Written request
Repeat every entry in the listing below, exactly.

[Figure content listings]
··········
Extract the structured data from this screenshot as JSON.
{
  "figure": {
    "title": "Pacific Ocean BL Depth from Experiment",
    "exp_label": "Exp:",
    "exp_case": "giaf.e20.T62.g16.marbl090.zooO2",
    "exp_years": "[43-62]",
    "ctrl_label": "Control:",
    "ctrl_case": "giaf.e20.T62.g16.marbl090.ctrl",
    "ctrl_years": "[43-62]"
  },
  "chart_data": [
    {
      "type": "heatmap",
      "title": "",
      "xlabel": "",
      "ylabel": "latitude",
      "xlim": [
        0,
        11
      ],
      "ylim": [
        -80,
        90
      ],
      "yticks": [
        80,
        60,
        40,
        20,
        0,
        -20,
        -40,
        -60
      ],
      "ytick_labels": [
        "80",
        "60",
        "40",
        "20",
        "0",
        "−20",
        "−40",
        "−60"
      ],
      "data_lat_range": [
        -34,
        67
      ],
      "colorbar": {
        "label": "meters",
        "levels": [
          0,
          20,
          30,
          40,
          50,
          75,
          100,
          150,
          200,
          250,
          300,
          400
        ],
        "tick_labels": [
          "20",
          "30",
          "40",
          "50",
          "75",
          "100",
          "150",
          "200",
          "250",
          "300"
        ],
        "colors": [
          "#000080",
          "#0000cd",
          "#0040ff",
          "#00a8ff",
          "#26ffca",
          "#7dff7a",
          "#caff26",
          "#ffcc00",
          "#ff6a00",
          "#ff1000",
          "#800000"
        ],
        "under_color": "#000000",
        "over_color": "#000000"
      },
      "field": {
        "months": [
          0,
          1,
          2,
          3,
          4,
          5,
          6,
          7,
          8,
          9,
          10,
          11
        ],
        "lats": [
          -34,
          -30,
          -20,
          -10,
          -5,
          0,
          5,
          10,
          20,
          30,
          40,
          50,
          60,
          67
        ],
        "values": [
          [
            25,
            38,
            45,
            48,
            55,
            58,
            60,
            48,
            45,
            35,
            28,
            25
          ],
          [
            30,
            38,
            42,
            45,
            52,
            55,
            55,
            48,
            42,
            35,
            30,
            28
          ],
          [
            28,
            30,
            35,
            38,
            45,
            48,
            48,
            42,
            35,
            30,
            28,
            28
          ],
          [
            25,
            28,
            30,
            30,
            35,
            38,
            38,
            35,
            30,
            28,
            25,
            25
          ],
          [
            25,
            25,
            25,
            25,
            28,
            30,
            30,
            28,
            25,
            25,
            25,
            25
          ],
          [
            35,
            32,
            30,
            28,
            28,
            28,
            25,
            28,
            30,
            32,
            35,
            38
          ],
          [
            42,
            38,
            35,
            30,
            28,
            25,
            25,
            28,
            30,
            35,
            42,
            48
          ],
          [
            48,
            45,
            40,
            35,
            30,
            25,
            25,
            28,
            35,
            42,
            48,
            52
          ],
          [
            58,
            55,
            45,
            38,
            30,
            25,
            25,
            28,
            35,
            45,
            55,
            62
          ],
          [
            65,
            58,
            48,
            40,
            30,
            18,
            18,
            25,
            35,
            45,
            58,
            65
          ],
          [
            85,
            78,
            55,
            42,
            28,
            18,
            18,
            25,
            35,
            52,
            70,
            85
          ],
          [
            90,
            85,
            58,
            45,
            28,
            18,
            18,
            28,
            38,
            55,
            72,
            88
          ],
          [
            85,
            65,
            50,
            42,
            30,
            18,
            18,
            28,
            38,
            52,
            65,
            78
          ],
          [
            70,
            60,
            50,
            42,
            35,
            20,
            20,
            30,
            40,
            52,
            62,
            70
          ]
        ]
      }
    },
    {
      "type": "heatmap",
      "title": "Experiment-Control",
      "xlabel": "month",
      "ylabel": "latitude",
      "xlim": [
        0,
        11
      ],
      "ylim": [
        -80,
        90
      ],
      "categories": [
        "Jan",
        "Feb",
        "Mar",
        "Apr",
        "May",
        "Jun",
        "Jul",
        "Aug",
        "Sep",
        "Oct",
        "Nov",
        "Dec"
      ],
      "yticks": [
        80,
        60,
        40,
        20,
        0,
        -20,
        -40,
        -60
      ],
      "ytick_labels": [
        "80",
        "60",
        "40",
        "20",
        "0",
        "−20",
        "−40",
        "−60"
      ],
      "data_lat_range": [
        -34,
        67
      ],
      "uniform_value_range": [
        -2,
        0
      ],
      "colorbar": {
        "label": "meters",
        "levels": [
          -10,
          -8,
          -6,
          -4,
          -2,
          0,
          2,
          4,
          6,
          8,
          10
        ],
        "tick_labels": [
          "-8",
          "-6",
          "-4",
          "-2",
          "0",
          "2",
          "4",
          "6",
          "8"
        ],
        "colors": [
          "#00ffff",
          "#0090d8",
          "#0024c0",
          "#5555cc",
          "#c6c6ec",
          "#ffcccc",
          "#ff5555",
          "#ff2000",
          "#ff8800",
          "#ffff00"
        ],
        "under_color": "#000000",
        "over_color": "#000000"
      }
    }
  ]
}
··········
The result
Extract the structured data from this screenshot as JSON.
{
  "figure": {
    "title": "Pacific Ocean BL Depth from Experiment",
    "exp_label": "Exp:",
    "exp_case": "giaf.e20.T62.g16.marbl090.zooO2",
    "exp_years": "[43-62]",
    "ctrl_label": "Control:",
    "ctrl_case": "giaf.e20.T62.g16.marbl090.ctrl",
    "ctrl_years": "[43-62]"
  },
  "chart_data": [
    {
      "type": "heatmap",
      "title": "",
      "xlabel": "",
      "ylabel": "latitude",
      "xlim": [
        0,
        11
      ],
      "ylim": [
        -80,
        90
      ],
      "yticks": [
        80,
        60,
        40,
        20,
        0,
        -20,
        -40,
        -60
      ],
      "ytick_labels": [
        "80",
        "60",
        "40",
        "20",
        "0",
        "−20",
        "−40",
        "−60"
      ],
      "data_lat_range": [
        -34,
        67
      ],
      "colorbar": {
        "label": "meters",
        "levels": [
          0,
          20,
          30,
          40,
          50,
          75,
          100,
          150,
          200,
          250,
          300,
          400
        ],
        "tick_labels": [
          "20",
          "30",
          "40",
          "50",
          "75",
          "100",
          "150",
          "200",
          "250",
          "300"
        ],
        "colors": [
          "#000080",
          "#0000cd",
          "#0040ff",
          "#00a8ff",
          "#26ffca",
          "#7dff7a",
          "#caff26",
          "#ffcc00",
          "#ff6a00",
          "#ff1000",
          "#800000"
        ],
        "under_color": "#000000",
        "over_color": "#000000"
      },
      "field": {
        "months": [
          0,
          1,
          2,
          3,
          4,
          5,
          6,
          7,
          8,
          9,
          10,
          11
        ],
        "lats": [
          -34,
          -30,
          -20,
          -10,
          -5,
          0,
          5,
          10,
          20,
          30,
          40,
          50,
          60,
          67
        ],
        "values": [
          [
            25,
            38,
            45,
            48,
            55,
            58,
            60,
            48,
            45,
            35,
            28,
            25
          ],
          [
            30,
            38,
            42,
            45,
            52,
            55,
            55,
            48,
            42,
            35,
            30,
            28
          ],
          [
            28,
            30,
            35,
            38,
            45,
            48,
            48,
            42,
            35,
            30,
            28,
            28
          ],
          [
            25,
            28,
            30,
            30,
            35,
            38,
            38,
            35,
            30,
            28,
            25,
            25
          ],
          [
            25,
            25,
            25,
            25,
            28,
            30,
            30,
            28,
            25,
            25,
            25,
            25
          ],
          [
            35,
            32,
            30,
            28,
            28,
            28,
            25,
            28,
            30,
            32,
            35,
            38
          ],
          [
            42,
            38,
            35,
            30,
            28,
            25,
            25,
            28,
            30,
            35,
            42,
            48
          ],
          [
            48,
            45,
            40,
            35,
            30,
            25,
            25,
            28,
            35,
            42,
            48,
            52
          ],
          [
            58,
            55,
            45,
            38,
            30,
            25,
            25,
            28,
            35,
            45,
            55,
            62
          ],
          [
            65,
            58,
            48,
            40,
            30,
            18,
            18,
            25,
            35,
            45,
            58,
            65
          ],
          [
            85,
            78,
            55,
            42,
            28,
            18,
            18,
            25,
            35,
            52,
            70,
            85
          ],
          [
            90,
            85,
            58,
            45,
            28,
            18,
            18,
            28,
            38,
            55,
            72,
            88
          ],
          [
            85,
            65,
            50,
            42,
            30,
            18,
            18,
            28,
            38,
            52,
            65,
            78
          ],
          [
            70,
            60,
            50,
            42,
            35,
            20,
            20,
            30,
            40,
            52,
            62,
            70
          ]
        ]
      }
    },
    {
      "type": "heatmap",
      "title": "Experiment-Control",
      "xlabel": "month",
      "ylabel": "latitude",
      "xlim": [
        0,
        11
      ],
      "ylim": [
        -80,
        90
      ],
      "categories": [
        "Jan",
        "Feb",
        "Mar",
        "Apr",
        "May",
        "Jun",
        "Jul",
        "Aug",
        "Sep",
        "Oct",
        "Nov",
        "Dec"
      ],
      "yticks": [
        80,
        60,
        40,
        20,
        0,
        -20,
        -40,
        -60
      ],
      "ytick_labels": [
        "80",
        "60",
        "40",
        "20",
        "0",
        "−20",
        "−40",
        "−60"
      ],
      "data_lat_range": [
        -34,
        67
      ],
      "uniform_value_range": [
        -2,
        0
      ],
      "colorbar": {
        "label": "meters",
        "levels": [
          -10,
          -8,
          -6,
          -4,
          -2,
          0,
          2,
          4,
          6,
          8,
          10
        ],
        "tick_labels": [
          "-8",
          "-6",
          "-4",
          "-2",
          "0",
          "2",
          "4",
          "6",
          "8"
        ],
        "colors": [
          "#00ffff",
          "#0090d8",
          "#0024c0",
          "#5555cc",
          "#c6c6ec",
          "#ffcccc",
          "#ff5555",
          "#ff2000",
          "#ff8800",
          "#ffff00"
        ],
        "under_color": "#000000",
        "over_color": "#000000"
      }
    }
  ]
}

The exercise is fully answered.